→ **Extracted data entries**
_ _ _

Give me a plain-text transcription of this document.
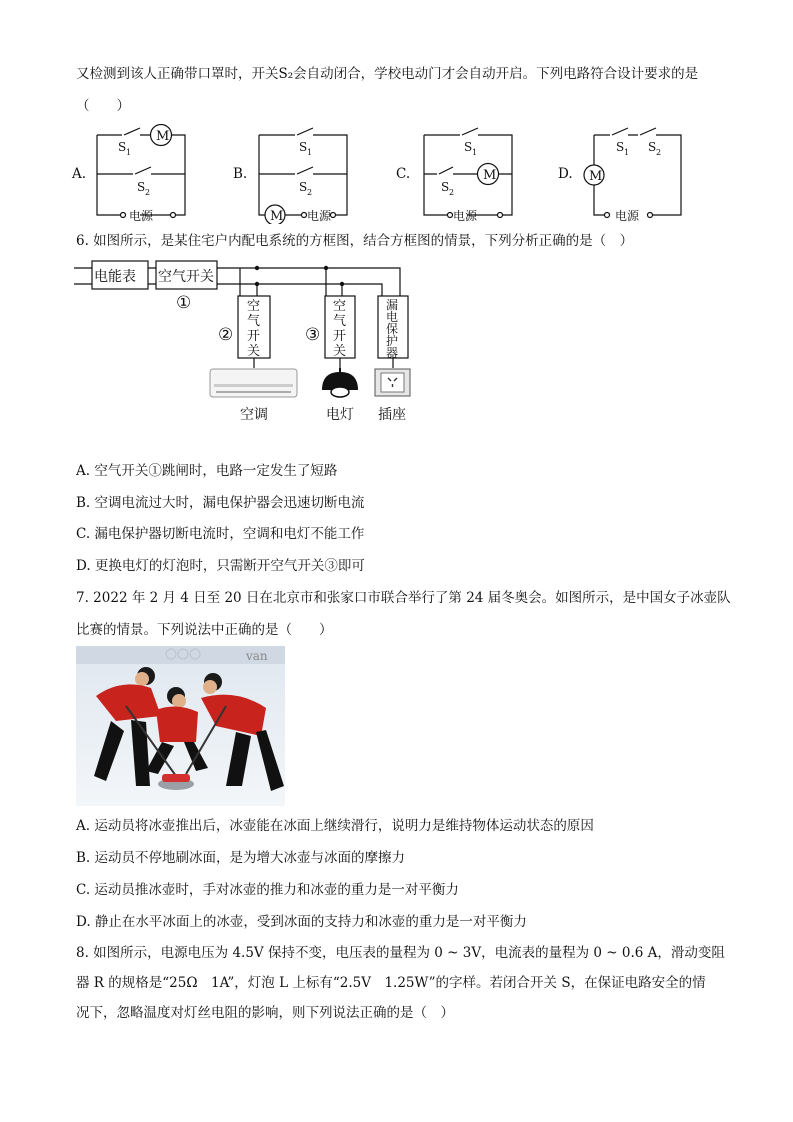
又检测到该人正确带口罩时，开关S₂会自动闭合，学校电动门才会自动开启。下列电路符合设计要求的是
（　　）
A.
M
S 1
S 2
电源
B.
M
S 1
S 2
电源
C.	M
S 1
S 2
电源
D. M
S 1 S 2
电源
6. 如图所示，是某住宅户内配电系统的方框图，结合方框图的情景，下列分析正确的是（　）
电能表 空气开关
①
②	③
空
气
开
关
空
气
开
关
漏
电
保
护
器
空调	电灯 插座
A. 空气开关①跳闸时，电路一定发生了短路
B. 空调电流过大时，漏电保护器会迅速切断电流
C. 漏电保护器切断电流时，空调和电灯不能工作
D. 更换电灯的灯泡时，只需断开空气开关③即可
7. 2022 年 2 月 4 日至 20 日在北京市和张家口市联合举行了第 24 届冬奥会。如图所示，是中国女子冰壶队
比赛的情景。下列说法中正确的是（　　）
van
A. 运动员将冰壶推出后，冰壶能在冰面上继续滑行，说明力是维持物体运动状态的原因
B. 运动员不停地刷冰面，是为增大冰壶与冰面的摩擦力
C. 运动员推冰壶时，手对冰壶的推力和冰壶的重力是一对平衡力
D. 静止在水平冰面上的冰壶，受到冰面的支持力和冰壶的重力是一对平衡力
8. 如图所示，电源电压为 4.5V 保持不变，电压表的量程为 0 ~ 3V，电流表的量程为 0 ~ 0.6 A，滑动变阻
器 R 的规格是“25Ω　1A”，灯泡 L 上标有“2.5V　1.25W”的字样。若闭合开关 S，在保证电路安全的情
况下，忽略温度对灯丝电阻的影响，则下列说法正确的是（　）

_ _ _

→ **WHAT YOU ARE ASKED TO DO**
Print out every entry above without changing a word, and leave out the pictures.

→ **FINISHED ANSWER**
Give me a plain-text transcription of this document.
又检测到该人正确带口罩时，开关S₂会自动闭合，学校电动门才会自动开启。下列电路符合设计要求的是
（　　）
A.
M
S 1
S 2
电源
B.
M
S 1
S 2
电源
C.	M
S 1
S 2
电源
D. M
S 1 S 2
电源
6. 如图所示，是某住宅户内配电系统的方框图，结合方框图的情景，下列分析正确的是（　）
电能表 空气开关
①
②	③
空
气
开
关
空
气
开
关
漏
电
保
护
器
空调	电灯 插座
A. 空气开关①跳闸时，电路一定发生了短路
B. 空调电流过大时，漏电保护器会迅速切断电流
C. 漏电保护器切断电流时，空调和电灯不能工作
D. 更换电灯的灯泡时，只需断开空气开关③即可
7. 2022 年 2 月 4 日至 20 日在北京市和张家口市联合举行了第 24 届冬奥会。如图所示，是中国女子冰壶队
比赛的情景。下列说法中正确的是（　　）
van
A. 运动员将冰壶推出后，冰壶能在冰面上继续滑行，说明力是维持物体运动状态的原因
B. 运动员不停地刷冰面，是为增大冰壶与冰面的摩擦力
C. 运动员推冰壶时，手对冰壶的推力和冰壶的重力是一对平衡力
D. 静止在水平冰面上的冰壶，受到冰面的支持力和冰壶的重力是一对平衡力
8. 如图所示，电源电压为 4.5V 保持不变，电压表的量程为 0 ~ 3V，电流表的量程为 0 ~ 0.6 A，滑动变阻
器 R 的规格是“25Ω　1A”，灯泡 L 上标有“2.5V　1.25W”的字样。若闭合开关 S，在保证电路安全的情
况下，忽略温度对灯丝电阻的影响，则下列说法正确的是（　）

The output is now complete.